§ Direction: Change "regions" to "areas" in the records, starting with the line containing "Find all labels, buttons, inputs, and" and going on through the line containing "Text: Cl: Cl <box>172 15 181 23</box>", and give back only those lines with everything else unchanged. Leave the pictures out.

§ Records supplied:
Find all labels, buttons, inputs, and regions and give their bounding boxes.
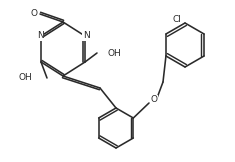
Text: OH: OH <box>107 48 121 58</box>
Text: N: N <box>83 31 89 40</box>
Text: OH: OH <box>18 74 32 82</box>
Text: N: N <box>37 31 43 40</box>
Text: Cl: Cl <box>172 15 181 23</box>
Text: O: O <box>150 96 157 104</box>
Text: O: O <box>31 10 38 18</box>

==

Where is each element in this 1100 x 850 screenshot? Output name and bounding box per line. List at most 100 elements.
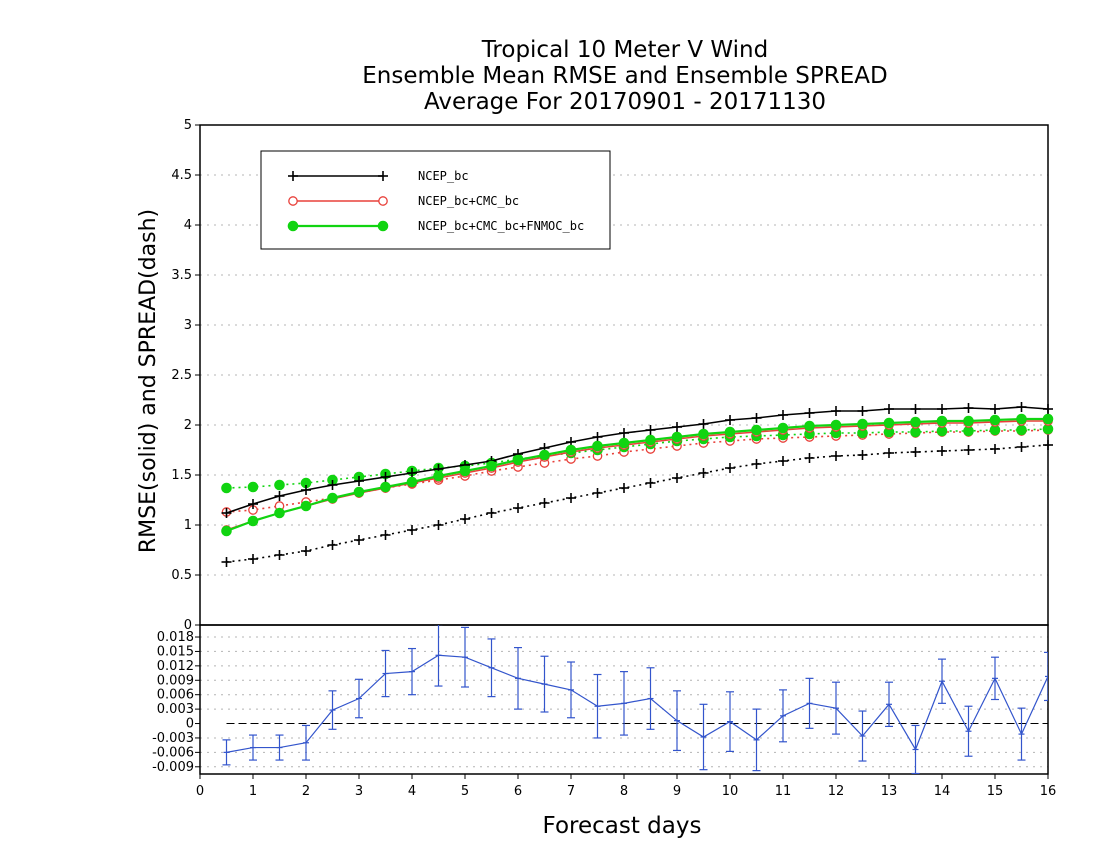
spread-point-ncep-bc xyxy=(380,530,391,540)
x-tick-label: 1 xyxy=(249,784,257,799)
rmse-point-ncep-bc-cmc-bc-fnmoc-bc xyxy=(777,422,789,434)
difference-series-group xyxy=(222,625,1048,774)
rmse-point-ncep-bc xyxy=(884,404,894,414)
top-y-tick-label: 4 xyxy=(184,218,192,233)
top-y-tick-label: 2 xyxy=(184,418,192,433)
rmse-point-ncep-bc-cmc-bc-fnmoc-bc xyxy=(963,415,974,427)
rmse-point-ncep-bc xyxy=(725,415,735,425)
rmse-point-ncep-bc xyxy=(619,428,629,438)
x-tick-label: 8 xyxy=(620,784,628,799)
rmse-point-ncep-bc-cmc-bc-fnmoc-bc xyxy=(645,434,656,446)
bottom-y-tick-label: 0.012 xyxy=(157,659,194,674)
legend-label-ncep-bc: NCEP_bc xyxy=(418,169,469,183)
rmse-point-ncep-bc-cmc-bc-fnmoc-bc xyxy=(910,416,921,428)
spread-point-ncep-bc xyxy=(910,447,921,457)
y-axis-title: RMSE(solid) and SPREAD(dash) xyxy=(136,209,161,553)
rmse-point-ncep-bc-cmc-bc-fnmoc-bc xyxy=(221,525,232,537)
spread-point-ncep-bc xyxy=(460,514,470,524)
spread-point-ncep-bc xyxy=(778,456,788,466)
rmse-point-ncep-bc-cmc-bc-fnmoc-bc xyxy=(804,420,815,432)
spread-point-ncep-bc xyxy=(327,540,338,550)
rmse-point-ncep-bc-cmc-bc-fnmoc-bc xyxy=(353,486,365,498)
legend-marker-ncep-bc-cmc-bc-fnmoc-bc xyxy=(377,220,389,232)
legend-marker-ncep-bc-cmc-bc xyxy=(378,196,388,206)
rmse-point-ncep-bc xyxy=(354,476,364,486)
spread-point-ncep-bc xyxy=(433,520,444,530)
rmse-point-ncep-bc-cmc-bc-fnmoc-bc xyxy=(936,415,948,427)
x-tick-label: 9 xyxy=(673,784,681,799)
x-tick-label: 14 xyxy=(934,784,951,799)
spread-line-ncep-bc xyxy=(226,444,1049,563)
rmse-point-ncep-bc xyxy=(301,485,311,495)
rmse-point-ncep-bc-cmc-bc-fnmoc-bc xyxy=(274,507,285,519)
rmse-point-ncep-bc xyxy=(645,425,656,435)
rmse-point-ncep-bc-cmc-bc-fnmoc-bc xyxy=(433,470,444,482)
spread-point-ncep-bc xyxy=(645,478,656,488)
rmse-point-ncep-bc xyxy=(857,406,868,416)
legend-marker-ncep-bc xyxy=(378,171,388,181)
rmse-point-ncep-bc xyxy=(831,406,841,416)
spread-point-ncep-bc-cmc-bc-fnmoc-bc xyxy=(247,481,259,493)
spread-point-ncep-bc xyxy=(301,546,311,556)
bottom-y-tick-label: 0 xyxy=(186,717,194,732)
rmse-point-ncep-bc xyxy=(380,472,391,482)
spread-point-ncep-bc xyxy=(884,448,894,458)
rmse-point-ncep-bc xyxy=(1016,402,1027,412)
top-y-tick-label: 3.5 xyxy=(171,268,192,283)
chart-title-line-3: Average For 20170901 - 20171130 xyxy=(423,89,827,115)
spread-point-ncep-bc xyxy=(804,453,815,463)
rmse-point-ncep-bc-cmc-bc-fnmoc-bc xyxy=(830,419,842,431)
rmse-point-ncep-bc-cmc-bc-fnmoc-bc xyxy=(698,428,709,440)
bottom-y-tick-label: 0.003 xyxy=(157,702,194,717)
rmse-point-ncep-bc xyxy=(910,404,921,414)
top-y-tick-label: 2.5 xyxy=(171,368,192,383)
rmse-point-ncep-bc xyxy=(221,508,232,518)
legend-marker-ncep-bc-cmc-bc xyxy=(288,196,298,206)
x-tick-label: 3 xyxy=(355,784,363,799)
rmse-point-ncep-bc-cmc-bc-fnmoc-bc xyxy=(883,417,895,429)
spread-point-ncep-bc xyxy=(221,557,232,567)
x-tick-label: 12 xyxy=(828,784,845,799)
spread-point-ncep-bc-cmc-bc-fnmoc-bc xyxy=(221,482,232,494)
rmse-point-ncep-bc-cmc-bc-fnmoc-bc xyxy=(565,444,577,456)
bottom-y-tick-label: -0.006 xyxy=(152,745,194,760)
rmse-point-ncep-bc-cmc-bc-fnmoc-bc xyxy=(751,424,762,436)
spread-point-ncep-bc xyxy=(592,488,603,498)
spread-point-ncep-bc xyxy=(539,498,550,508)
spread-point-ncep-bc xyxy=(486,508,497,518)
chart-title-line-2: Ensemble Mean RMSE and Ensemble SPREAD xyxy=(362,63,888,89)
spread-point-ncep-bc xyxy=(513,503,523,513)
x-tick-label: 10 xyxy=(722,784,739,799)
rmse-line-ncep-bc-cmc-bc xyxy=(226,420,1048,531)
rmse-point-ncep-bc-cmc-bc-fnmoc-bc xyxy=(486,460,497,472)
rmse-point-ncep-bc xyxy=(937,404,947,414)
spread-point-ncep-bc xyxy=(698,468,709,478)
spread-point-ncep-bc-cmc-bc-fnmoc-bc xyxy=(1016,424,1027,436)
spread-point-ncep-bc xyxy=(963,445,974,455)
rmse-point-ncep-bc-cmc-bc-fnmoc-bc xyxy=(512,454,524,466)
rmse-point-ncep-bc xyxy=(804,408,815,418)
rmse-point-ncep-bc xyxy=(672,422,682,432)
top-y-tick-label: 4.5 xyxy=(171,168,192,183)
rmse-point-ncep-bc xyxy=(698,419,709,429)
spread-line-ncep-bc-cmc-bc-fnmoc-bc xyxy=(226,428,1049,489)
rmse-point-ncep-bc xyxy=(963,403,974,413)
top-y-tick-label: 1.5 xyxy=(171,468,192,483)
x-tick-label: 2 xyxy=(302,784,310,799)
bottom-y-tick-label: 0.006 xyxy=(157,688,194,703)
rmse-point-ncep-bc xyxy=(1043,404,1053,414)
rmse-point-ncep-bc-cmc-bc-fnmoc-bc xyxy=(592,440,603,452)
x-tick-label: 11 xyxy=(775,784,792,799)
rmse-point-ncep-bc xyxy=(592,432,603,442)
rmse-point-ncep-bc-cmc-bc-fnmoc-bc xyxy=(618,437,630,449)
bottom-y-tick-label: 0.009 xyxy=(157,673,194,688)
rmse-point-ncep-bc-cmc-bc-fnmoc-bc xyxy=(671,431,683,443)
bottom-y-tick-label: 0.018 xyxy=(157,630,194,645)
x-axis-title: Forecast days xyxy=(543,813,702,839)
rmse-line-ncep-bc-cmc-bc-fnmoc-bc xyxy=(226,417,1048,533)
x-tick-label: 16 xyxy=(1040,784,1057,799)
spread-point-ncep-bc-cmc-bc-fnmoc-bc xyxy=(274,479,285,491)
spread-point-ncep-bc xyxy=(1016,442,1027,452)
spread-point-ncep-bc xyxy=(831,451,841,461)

§ Result of the task:
Find all labels, buttons, inputs, and areas and give their bounding boxes.
Text: OH: OH <box>107 48 121 58</box>
Text: N: N <box>83 31 89 40</box>
Text: OH: OH <box>18 74 32 82</box>
Text: N: N <box>37 31 43 40</box>
Text: Cl: Cl <box>172 15 181 23</box>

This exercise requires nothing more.